→ **Problem details**:
Give every entry again, unchanged, and leave its images out.

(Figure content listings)
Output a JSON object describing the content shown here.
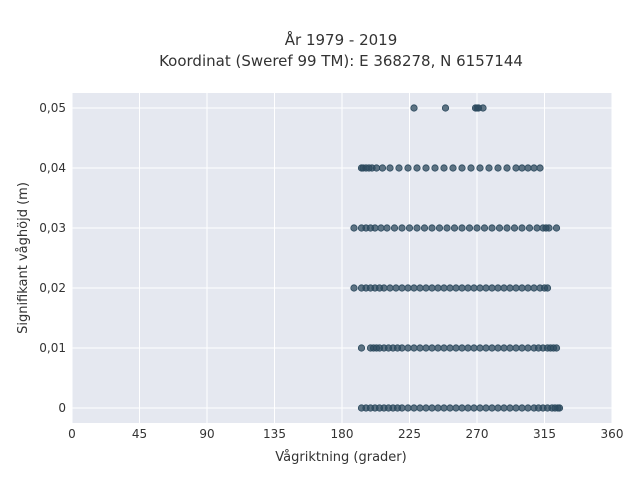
{
  "chart_data": {
    "type": "scatter",
    "title": "År 1979 - 2019",
    "subtitle": "Koordinat (Sweref 99 TM): E 368278, N 6157144",
    "xlabel": "Vågriktning (grader)",
    "ylabel": "Signifikant våghöjd (m)",
    "xlim": [
      0,
      360
    ],
    "ylim": [
      -0.0025,
      0.0525
    ],
    "xticks": [
      0,
      45,
      90,
      135,
      180,
      225,
      270,
      315,
      360
    ],
    "xtick_labels": [
      "0",
      "45",
      "90",
      "135",
      "180",
      "225",
      "270",
      "315",
      "360"
    ],
    "yticks": [
      0,
      0.01,
      0.02,
      0.03,
      0.04,
      0.05
    ],
    "ytick_labels": [
      "0",
      "0,01",
      "0,02",
      "0,03",
      "0,04",
      "0,05"
    ],
    "grid": true,
    "marker_color": "#2c4a5e",
    "plot_background": "#e5e8f0",
    "series": [
      {
        "points": [
          {
            "y": 0.05,
            "x": [
              228,
              249,
              269,
              270,
              271,
              274
            ]
          },
          {
            "y": 0.04,
            "x": [
              193,
              194,
              196,
              198,
              200,
              203,
              207,
              212,
              218,
              224,
              230,
              236,
              242,
              248,
              254,
              260,
              266,
              272,
              278,
              284,
              290,
              296,
              300,
              304,
              308,
              312
            ]
          },
          {
            "y": 0.03,
            "x": [
              188,
              193,
              196,
              199,
              202,
              206,
              210,
              215,
              220,
              225,
              230,
              235,
              240,
              245,
              250,
              255,
              260,
              265,
              270,
              275,
              280,
              285,
              290,
              295,
              300,
              305,
              310,
              314,
              316,
              318,
              323
            ]
          },
          {
            "y": 0.02,
            "x": [
              188,
              193,
              196,
              199,
              202,
              205,
              208,
              212,
              216,
              220,
              224,
              228,
              232,
              236,
              240,
              244,
              248,
              252,
              256,
              260,
              264,
              268,
              272,
              276,
              280,
              284,
              288,
              292,
              296,
              300,
              304,
              308,
              312,
              315,
              317
            ]
          },
          {
            "y": 0.01,
            "x": [
              193,
              199,
              201,
              203,
              205,
              208,
              211,
              214,
              217,
              220,
              224,
              228,
              232,
              236,
              240,
              244,
              248,
              252,
              256,
              260,
              264,
              268,
              272,
              276,
              280,
              284,
              288,
              292,
              296,
              300,
              304,
              308,
              311,
              314,
              317,
              319,
              321,
              323
            ]
          },
          {
            "y": 0,
            "x": [
              193,
              196,
              199,
              202,
              205,
              208,
              211,
              214,
              217,
              220,
              224,
              228,
              232,
              236,
              240,
              244,
              248,
              252,
              256,
              260,
              264,
              268,
              272,
              276,
              280,
              284,
              288,
              292,
              296,
              300,
              304,
              308,
              311,
              314,
              317,
              320,
              322,
              324,
              325
            ]
          }
        ]
      }
    ]
  }
}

→ **Full output**:
Output a JSON object describing the content shown here.
{
  "chart_data": {
    "type": "scatter",
    "title": "År 1979 - 2019",
    "subtitle": "Koordinat (Sweref 99 TM): E 368278, N 6157144",
    "xlabel": "Vågriktning (grader)",
    "ylabel": "Signifikant våghöjd (m)",
    "xlim": [
      0,
      360
    ],
    "ylim": [
      -0.0025,
      0.0525
    ],
    "xticks": [
      0,
      45,
      90,
      135,
      180,
      225,
      270,
      315,
      360
    ],
    "xtick_labels": [
      "0",
      "45",
      "90",
      "135",
      "180",
      "225",
      "270",
      "315",
      "360"
    ],
    "yticks": [
      0,
      0.01,
      0.02,
      0.03,
      0.04,
      0.05
    ],
    "ytick_labels": [
      "0",
      "0,01",
      "0,02",
      "0,03",
      "0,04",
      "0,05"
    ],
    "grid": true,
    "marker_color": "#2c4a5e",
    "plot_background": "#e5e8f0",
    "series": [
      {
        "points": [
          {
            "y": 0.05,
            "x": [
              228,
              249,
              269,
              270,
              271,
              274
            ]
          },
          {
            "y": 0.04,
            "x": [
              193,
              194,
              196,
              198,
              200,
              203,
              207,
              212,
              218,
              224,
              230,
              236,
              242,
              248,
              254,
              260,
              266,
              272,
              278,
              284,
              290,
              296,
              300,
              304,
              308,
              312
            ]
          },
          {
            "y": 0.03,
            "x": [
              188,
              193,
              196,
              199,
              202,
              206,
              210,
              215,
              220,
              225,
              230,
              235,
              240,
              245,
              250,
              255,
              260,
              265,
              270,
              275,
              280,
              285,
              290,
              295,
              300,
              305,
              310,
              314,
              316,
              318,
              323
            ]
          },
          {
            "y": 0.02,
            "x": [
              188,
              193,
              196,
              199,
              202,
              205,
              208,
              212,
              216,
              220,
              224,
              228,
              232,
              236,
              240,
              244,
              248,
              252,
              256,
              260,
              264,
              268,
              272,
              276,
              280,
              284,
              288,
              292,
              296,
              300,
              304,
              308,
              312,
              315,
              317
            ]
          },
          {
            "y": 0.01,
            "x": [
              193,
              199,
              201,
              203,
              205,
              208,
              211,
              214,
              217,
              220,
              224,
              228,
              232,
              236,
              240,
              244,
              248,
              252,
              256,
              260,
              264,
              268,
              272,
              276,
              280,
              284,
              288,
              292,
              296,
              300,
              304,
              308,
              311,
              314,
              317,
              319,
              321,
              323
            ]
          },
          {
            "y": 0,
            "x": [
              193,
              196,
              199,
              202,
              205,
              208,
              211,
              214,
              217,
              220,
              224,
              228,
              232,
              236,
              240,
              244,
              248,
              252,
              256,
              260,
              264,
              268,
              272,
              276,
              280,
              284,
              288,
              292,
              296,
              300,
              304,
              308,
              311,
              314,
              317,
              320,
              322,
              324,
              325
            ]
          }
        ]
      }
    ]
  }
}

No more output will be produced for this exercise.